* [MATERIAL SUPPLIED]:
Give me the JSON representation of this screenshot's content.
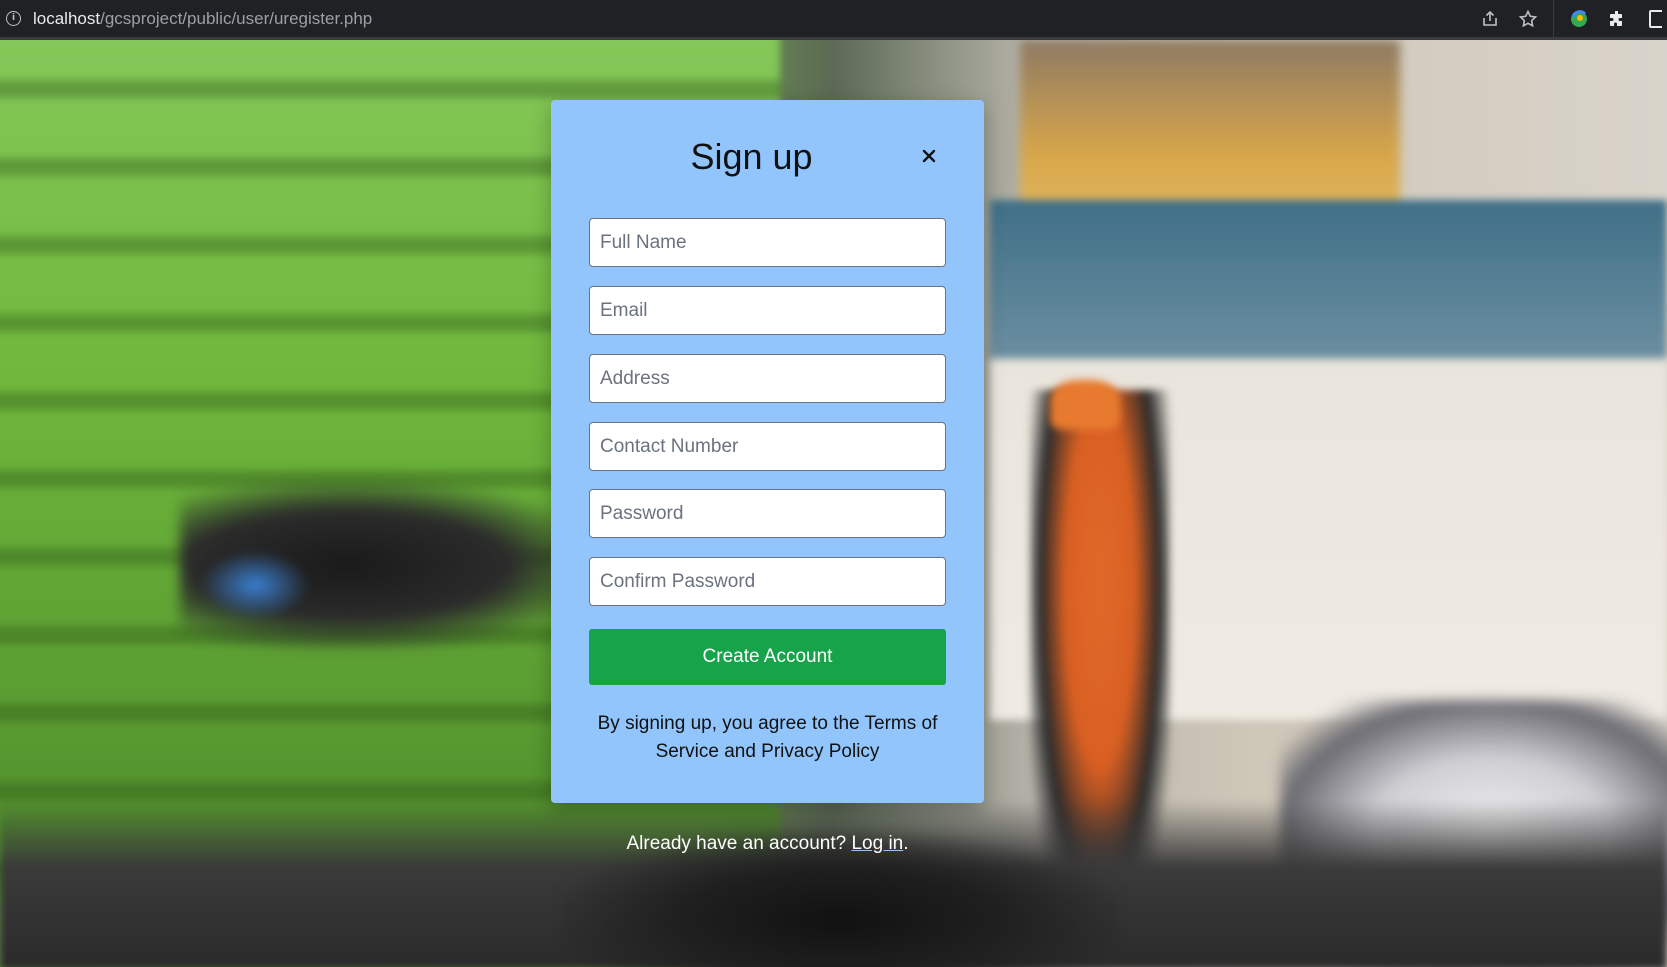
{
  "browser": {
    "url_host": "localhost",
    "url_path": "/gcsproject/public/user/uregister.php",
    "icons": [
      "info-icon",
      "share-icon",
      "star-icon",
      "profile-icon",
      "puzzle-icon",
      "sidebar-icon"
    ]
  },
  "modal": {
    "title": "Sign up",
    "close_symbol": "×",
    "fields": [
      {
        "name": "full-name",
        "placeholder": "Full Name",
        "value": ""
      },
      {
        "name": "email",
        "placeholder": "Email",
        "value": ""
      },
      {
        "name": "address",
        "placeholder": "Address",
        "value": ""
      },
      {
        "name": "contact-number",
        "placeholder": "Contact Number",
        "value": ""
      },
      {
        "name": "password",
        "placeholder": "Password",
        "value": ""
      },
      {
        "name": "confirm-password",
        "placeholder": "Confirm Password",
        "value": ""
      }
    ],
    "submit_label": "Create Account",
    "terms_text": "By signing up, you agree to the Terms of Service and Privacy Policy"
  },
  "footer": {
    "prompt": "Already have an account?",
    "login_link": "Log in",
    "suffix": "."
  },
  "colors": {
    "modal_bg": "#93c5fd",
    "button_bg": "#16a34a",
    "browser_bar": "#202124"
  }
}
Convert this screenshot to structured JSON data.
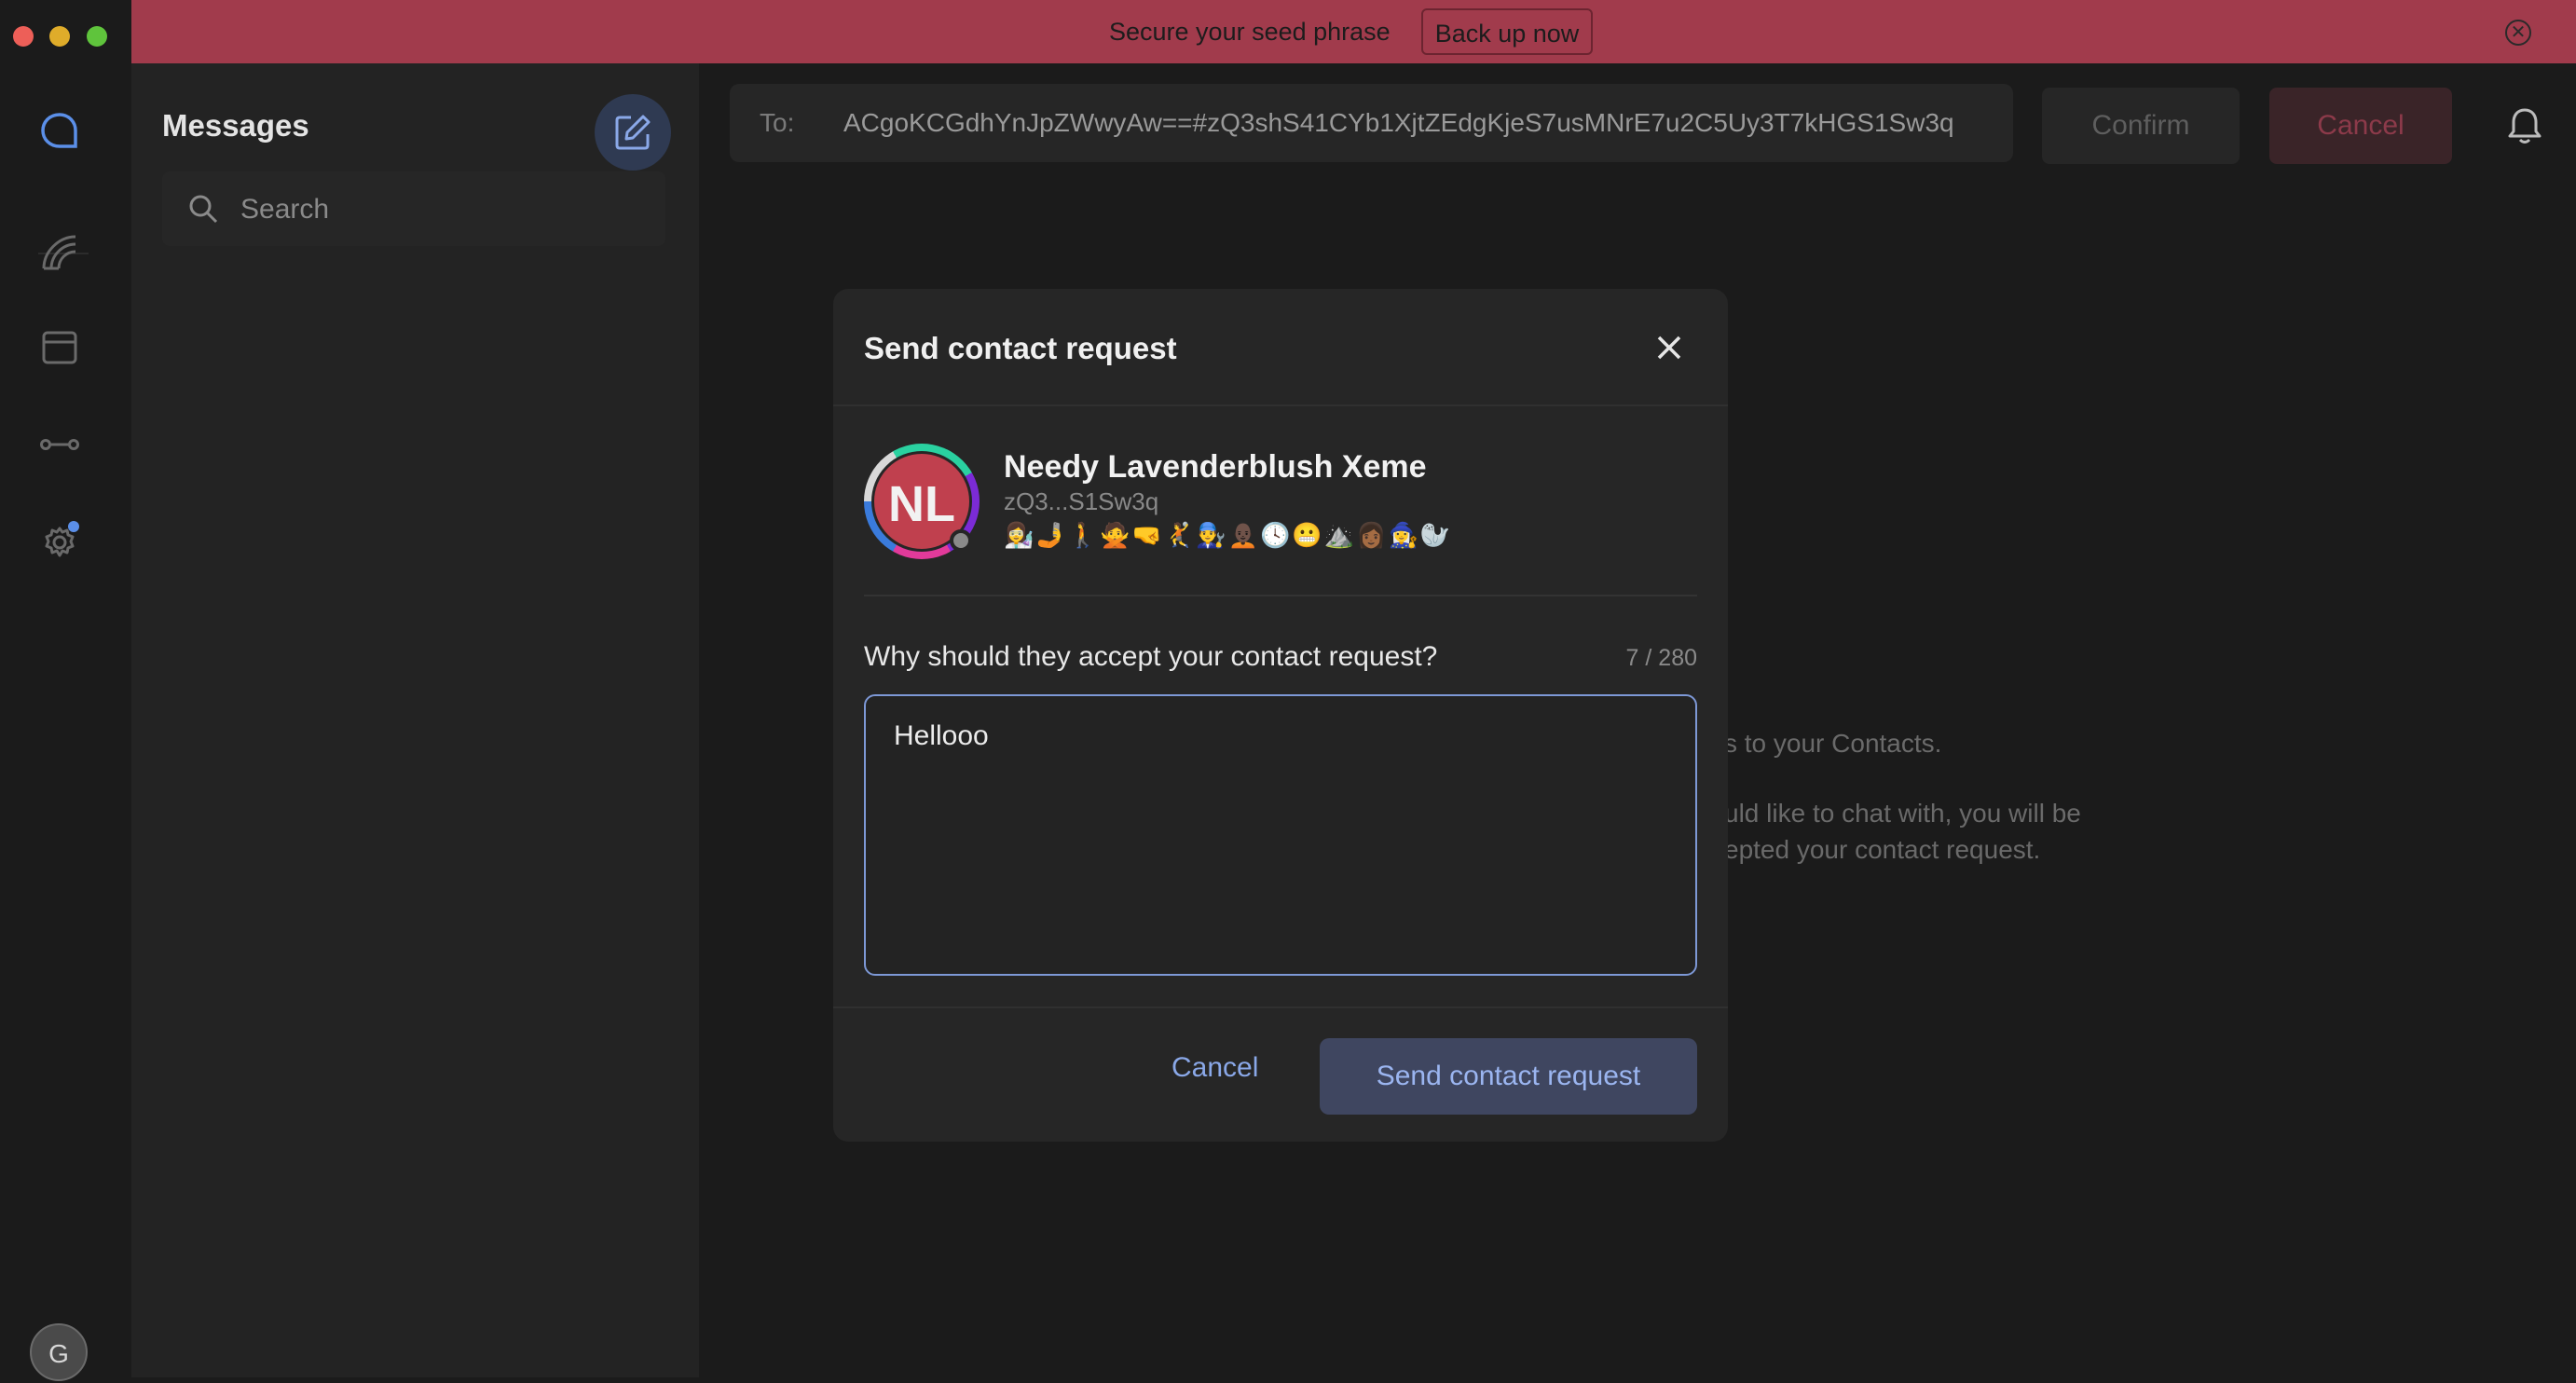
{
  "banner": {
    "message": "Secure your seed phrase",
    "action_label": "Back up now",
    "close_icon": "close-circle-icon",
    "color": "#a13b4c"
  },
  "sidebar": {
    "items": [
      {
        "name": "chat",
        "icon": "chat-bubble-icon"
      },
      {
        "name": "communities",
        "icon": "rainbow-icon"
      },
      {
        "name": "wallet",
        "icon": "wallet-icon"
      },
      {
        "name": "node",
        "icon": "link-icon"
      },
      {
        "name": "settings",
        "icon": "gear-icon"
      }
    ],
    "profile_initial": "G"
  },
  "messages": {
    "title": "Messages",
    "search_placeholder": "Search"
  },
  "chat_header": {
    "to_label": "To:",
    "to_value": "ACgoKCGdhYnJpZWwyAw==#zQ3shS41CYb1XjtZEdgKjeS7usMNrE7u2C5Uy3T7kHGS1Sw3q",
    "confirm_label": "Confirm",
    "cancel_label": "Cancel"
  },
  "background_text": {
    "line1": "s to your Contacts.",
    "line2": "uld like to chat with, you will be",
    "line3": "epted your contact request."
  },
  "modal": {
    "title": "Send contact request",
    "contact": {
      "initials": "NL",
      "name": "Needy Lavenderblush Xeme",
      "key": "zQ3...S1Sw3q",
      "emoji_hash": "👩‍🔬🤳🚶🙅🤜🤾👨‍🔧🧑🏿‍🦲🕓😬⛰️👩🏾🧙‍♀️🦭",
      "avatar_color": "#c0404e"
    },
    "reason_label": "Why should they accept your contact request?",
    "char_count": "7 / 280",
    "reason_value": "Hellooo",
    "cancel_label": "Cancel",
    "send_label": "Send contact request"
  }
}
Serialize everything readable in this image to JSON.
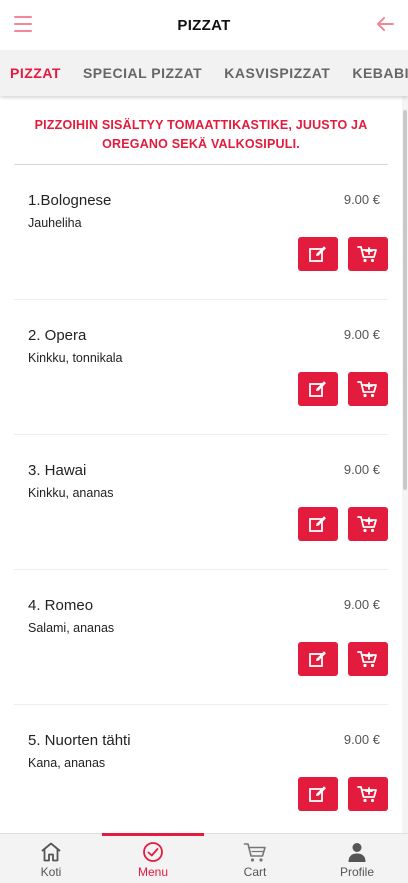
{
  "header": {
    "title": "PIZZAT"
  },
  "tabs": [
    {
      "label": "PIZZAT"
    },
    {
      "label": "SPECIAL PIZZAT"
    },
    {
      "label": "KASVISPIZZAT"
    },
    {
      "label": "KEBABIT"
    }
  ],
  "notice": "PIZZOIHIN SISÄLTYY TOMAATTIKASTIKE, JUUSTO JA OREGANO SEKÄ VALKOSIPULI.",
  "items": [
    {
      "name": "1.Bolognese",
      "price": "9.00 €",
      "desc": "Jauheliha"
    },
    {
      "name": "2. Opera",
      "price": "9.00 €",
      "desc": "Kinkku, tonnikala"
    },
    {
      "name": "3. Hawai",
      "price": "9.00 €",
      "desc": "Kinkku, ananas"
    },
    {
      "name": "4. Romeo",
      "price": "9.00 €",
      "desc": "Salami, ananas"
    },
    {
      "name": "5. Nuorten tähti",
      "price": "9.00 €",
      "desc": "Kana, ananas"
    }
  ],
  "bottom_nav": [
    {
      "label": "Koti",
      "icon": "home-icon"
    },
    {
      "label": "Menu",
      "icon": "check-circle-icon"
    },
    {
      "label": "Cart",
      "icon": "cart-icon"
    },
    {
      "label": "Profile",
      "icon": "person-icon"
    }
  ],
  "colors": {
    "accent": "#e31b3c",
    "menu_icon": "#f0879a",
    "tab_bar": "#f2f2f2",
    "bottom_bar": "#f3f3f3"
  }
}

* [TASK PROMPT]:
The data above should be repeated exactly, minus any pictures.

* [TASK SOLUTION]:
Give me the JSON representation of this screenshot's content.
{
  "browser": {
    "url_host": "localhost",
    "url_path": "/gcsproject/public/user/uregister.php",
    "icons": [
      "info-icon",
      "share-icon",
      "star-icon",
      "profile-icon",
      "puzzle-icon",
      "sidebar-icon"
    ]
  },
  "modal": {
    "title": "Sign up",
    "close_symbol": "×",
    "fields": [
      {
        "name": "full-name",
        "placeholder": "Full Name",
        "value": ""
      },
      {
        "name": "email",
        "placeholder": "Email",
        "value": ""
      },
      {
        "name": "address",
        "placeholder": "Address",
        "value": ""
      },
      {
        "name": "contact-number",
        "placeholder": "Contact Number",
        "value": ""
      },
      {
        "name": "password",
        "placeholder": "Password",
        "value": ""
      },
      {
        "name": "confirm-password",
        "placeholder": "Confirm Password",
        "value": ""
      }
    ],
    "submit_label": "Create Account",
    "terms_text": "By signing up, you agree to the Terms of Service and Privacy Policy"
  },
  "footer": {
    "prompt": "Already have an account?",
    "login_link": "Log in",
    "suffix": "."
  },
  "colors": {
    "modal_bg": "#93c5fd",
    "button_bg": "#16a34a",
    "browser_bar": "#202124"
  }
}
Convert this screenshot to structured JSON data.
{
  "banner": {
    "message": "Secure your seed phrase",
    "action_label": "Back up now",
    "close_icon": "close-circle-icon",
    "color": "#a13b4c"
  },
  "sidebar": {
    "items": [
      {
        "name": "chat",
        "icon": "chat-bubble-icon"
      },
      {
        "name": "communities",
        "icon": "rainbow-icon"
      },
      {
        "name": "wallet",
        "icon": "wallet-icon"
      },
      {
        "name": "node",
        "icon": "link-icon"
      },
      {
        "name": "settings",
        "icon": "gear-icon"
      }
    ],
    "profile_initial": "G"
  },
  "messages": {
    "title": "Messages",
    "search_placeholder": "Search"
  },
  "chat_header": {
    "to_label": "To:",
    "to_value": "ACgoKCGdhYnJpZWwyAw==#zQ3shS41CYb1XjtZEdgKjeS7usMNrE7u2C5Uy3T7kHGS1Sw3q",
    "confirm_label": "Confirm",
    "cancel_label": "Cancel"
  },
  "background_text": {
    "line1": "s to your Contacts.",
    "line2": "uld like to chat with, you will be",
    "line3": "epted your contact request."
  },
  "modal": {
    "title": "Send contact request",
    "contact": {
      "initials": "NL",
      "name": "Needy Lavenderblush Xeme",
      "key": "zQ3...S1Sw3q",
      "emoji_hash": "👩‍🔬🤳🚶🙅🤜🤾👨‍🔧🧑🏿‍🦲🕓😬⛰️👩🏾🧙‍♀️🦭",
      "avatar_color": "#c0404e"
    },
    "reason_label": "Why should they accept your contact request?",
    "char_count": "7 / 280",
    "reason_value": "Hellooo",
    "cancel_label": "Cancel",
    "send_label": "Send contact request"
  }
}
Serialize everything readable in this image to JSON.
{
  "header": {
    "title": "PIZZAT"
  },
  "tabs": [
    {
      "label": "PIZZAT"
    },
    {
      "label": "SPECIAL PIZZAT"
    },
    {
      "label": "KASVISPIZZAT"
    },
    {
      "label": "KEBABIT"
    }
  ],
  "notice": "PIZZOIHIN SISÄLTYY TOMAATTIKASTIKE, JUUSTO JA OREGANO SEKÄ VALKOSIPULI.",
  "items": [
    {
      "name": "1.Bolognese",
      "price": "9.00 €",
      "desc": "Jauheliha"
    },
    {
      "name": "2. Opera",
      "price": "9.00 €",
      "desc": "Kinkku, tonnikala"
    },
    {
      "name": "3. Hawai",
      "price": "9.00 €",
      "desc": "Kinkku, ananas"
    },
    {
      "name": "4. Romeo",
      "price": "9.00 €",
      "desc": "Salami, ananas"
    },
    {
      "name": "5. Nuorten tähti",
      "price": "9.00 €",
      "desc": "Kana, ananas"
    }
  ],
  "bottom_nav": [
    {
      "label": "Koti",
      "icon": "home-icon"
    },
    {
      "label": "Menu",
      "icon": "check-circle-icon"
    },
    {
      "label": "Cart",
      "icon": "cart-icon"
    },
    {
      "label": "Profile",
      "icon": "person-icon"
    }
  ],
  "colors": {
    "accent": "#e31b3c",
    "menu_icon": "#f0879a",
    "tab_bar": "#f2f2f2",
    "bottom_bar": "#f3f3f3"
  }
}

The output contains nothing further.